>> begin Given data

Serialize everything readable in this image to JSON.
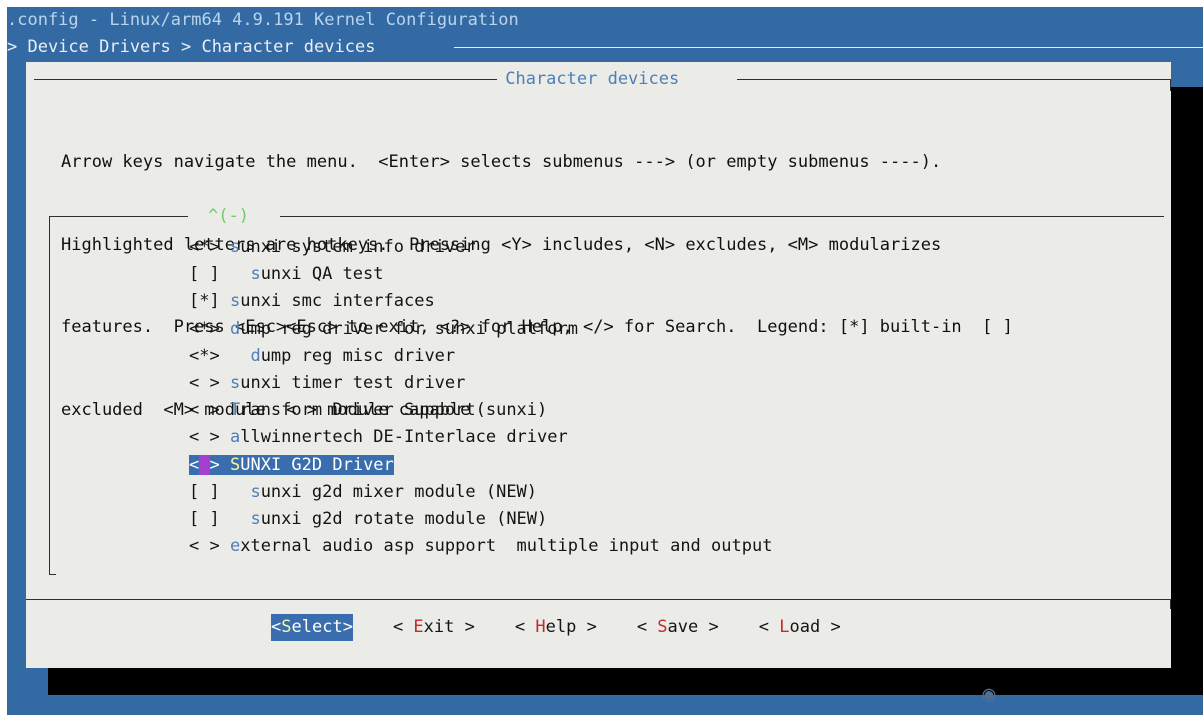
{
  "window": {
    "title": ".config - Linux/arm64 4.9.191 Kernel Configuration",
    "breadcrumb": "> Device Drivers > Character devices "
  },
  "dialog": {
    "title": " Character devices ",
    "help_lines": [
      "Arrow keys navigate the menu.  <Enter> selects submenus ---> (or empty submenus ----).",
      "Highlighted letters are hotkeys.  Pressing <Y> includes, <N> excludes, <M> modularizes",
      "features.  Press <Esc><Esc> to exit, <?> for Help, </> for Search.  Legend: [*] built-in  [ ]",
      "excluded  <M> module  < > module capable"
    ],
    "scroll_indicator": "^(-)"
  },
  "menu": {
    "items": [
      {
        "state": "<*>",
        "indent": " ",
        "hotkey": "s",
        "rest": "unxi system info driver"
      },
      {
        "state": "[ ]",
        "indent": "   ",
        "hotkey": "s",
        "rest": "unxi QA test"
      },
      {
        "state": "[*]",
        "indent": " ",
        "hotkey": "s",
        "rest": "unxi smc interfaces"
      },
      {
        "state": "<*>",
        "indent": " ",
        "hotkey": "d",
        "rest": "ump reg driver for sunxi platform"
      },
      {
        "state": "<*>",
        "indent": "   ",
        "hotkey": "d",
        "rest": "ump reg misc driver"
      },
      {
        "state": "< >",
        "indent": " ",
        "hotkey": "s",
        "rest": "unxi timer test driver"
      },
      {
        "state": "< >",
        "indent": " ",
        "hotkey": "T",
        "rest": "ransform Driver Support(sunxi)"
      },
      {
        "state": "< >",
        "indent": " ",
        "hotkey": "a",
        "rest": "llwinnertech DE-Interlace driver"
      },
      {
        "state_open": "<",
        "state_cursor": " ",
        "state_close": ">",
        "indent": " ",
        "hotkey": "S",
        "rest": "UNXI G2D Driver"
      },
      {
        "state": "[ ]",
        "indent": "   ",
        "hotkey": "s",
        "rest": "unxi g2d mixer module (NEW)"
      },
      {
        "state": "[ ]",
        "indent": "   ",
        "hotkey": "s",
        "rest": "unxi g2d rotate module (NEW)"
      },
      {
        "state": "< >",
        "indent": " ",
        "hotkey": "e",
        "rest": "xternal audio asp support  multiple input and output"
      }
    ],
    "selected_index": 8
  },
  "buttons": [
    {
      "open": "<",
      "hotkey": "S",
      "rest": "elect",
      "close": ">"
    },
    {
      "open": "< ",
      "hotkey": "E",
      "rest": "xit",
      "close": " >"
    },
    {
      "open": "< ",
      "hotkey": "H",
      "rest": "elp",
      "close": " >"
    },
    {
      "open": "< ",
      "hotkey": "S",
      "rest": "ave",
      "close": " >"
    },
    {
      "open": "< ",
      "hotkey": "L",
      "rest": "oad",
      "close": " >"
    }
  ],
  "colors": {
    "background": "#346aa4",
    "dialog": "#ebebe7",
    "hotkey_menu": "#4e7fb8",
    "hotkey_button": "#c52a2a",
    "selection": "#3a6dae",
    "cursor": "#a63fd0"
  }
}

>> end Given data

Description of the task: Transcribe each line above verbatim, with the pictures left out.

Solution to the problem:
Serialize everything readable in this image to JSON.
{
  "window": {
    "title": ".config - Linux/arm64 4.9.191 Kernel Configuration",
    "breadcrumb": "> Device Drivers > Character devices "
  },
  "dialog": {
    "title": " Character devices ",
    "help_lines": [
      "Arrow keys navigate the menu.  <Enter> selects submenus ---> (or empty submenus ----).",
      "Highlighted letters are hotkeys.  Pressing <Y> includes, <N> excludes, <M> modularizes",
      "features.  Press <Esc><Esc> to exit, <?> for Help, </> for Search.  Legend: [*] built-in  [ ]",
      "excluded  <M> module  < > module capable"
    ],
    "scroll_indicator": "^(-)"
  },
  "menu": {
    "items": [
      {
        "state": "<*>",
        "indent": " ",
        "hotkey": "s",
        "rest": "unxi system info driver"
      },
      {
        "state": "[ ]",
        "indent": "   ",
        "hotkey": "s",
        "rest": "unxi QA test"
      },
      {
        "state": "[*]",
        "indent": " ",
        "hotkey": "s",
        "rest": "unxi smc interfaces"
      },
      {
        "state": "<*>",
        "indent": " ",
        "hotkey": "d",
        "rest": "ump reg driver for sunxi platform"
      },
      {
        "state": "<*>",
        "indent": "   ",
        "hotkey": "d",
        "rest": "ump reg misc driver"
      },
      {
        "state": "< >",
        "indent": " ",
        "hotkey": "s",
        "rest": "unxi timer test driver"
      },
      {
        "state": "< >",
        "indent": " ",
        "hotkey": "T",
        "rest": "ransform Driver Support(sunxi)"
      },
      {
        "state": "< >",
        "indent": " ",
        "hotkey": "a",
        "rest": "llwinnertech DE-Interlace driver"
      },
      {
        "state_open": "<",
        "state_cursor": " ",
        "state_close": ">",
        "indent": " ",
        "hotkey": "S",
        "rest": "UNXI G2D Driver"
      },
      {
        "state": "[ ]",
        "indent": "   ",
        "hotkey": "s",
        "rest": "unxi g2d mixer module (NEW)"
      },
      {
        "state": "[ ]",
        "indent": "   ",
        "hotkey": "s",
        "rest": "unxi g2d rotate module (NEW)"
      },
      {
        "state": "< >",
        "indent": " ",
        "hotkey": "e",
        "rest": "xternal audio asp support  multiple input and output"
      }
    ],
    "selected_index": 8
  },
  "buttons": [
    {
      "open": "<",
      "hotkey": "S",
      "rest": "elect",
      "close": ">"
    },
    {
      "open": "< ",
      "hotkey": "E",
      "rest": "xit",
      "close": " >"
    },
    {
      "open": "< ",
      "hotkey": "H",
      "rest": "elp",
      "close": " >"
    },
    {
      "open": "< ",
      "hotkey": "S",
      "rest": "ave",
      "close": " >"
    },
    {
      "open": "< ",
      "hotkey": "L",
      "rest": "oad",
      "close": " >"
    }
  ],
  "colors": {
    "background": "#346aa4",
    "dialog": "#ebebe7",
    "hotkey_menu": "#4e7fb8",
    "hotkey_button": "#c52a2a",
    "selection": "#3a6dae",
    "cursor": "#a63fd0"
  }
}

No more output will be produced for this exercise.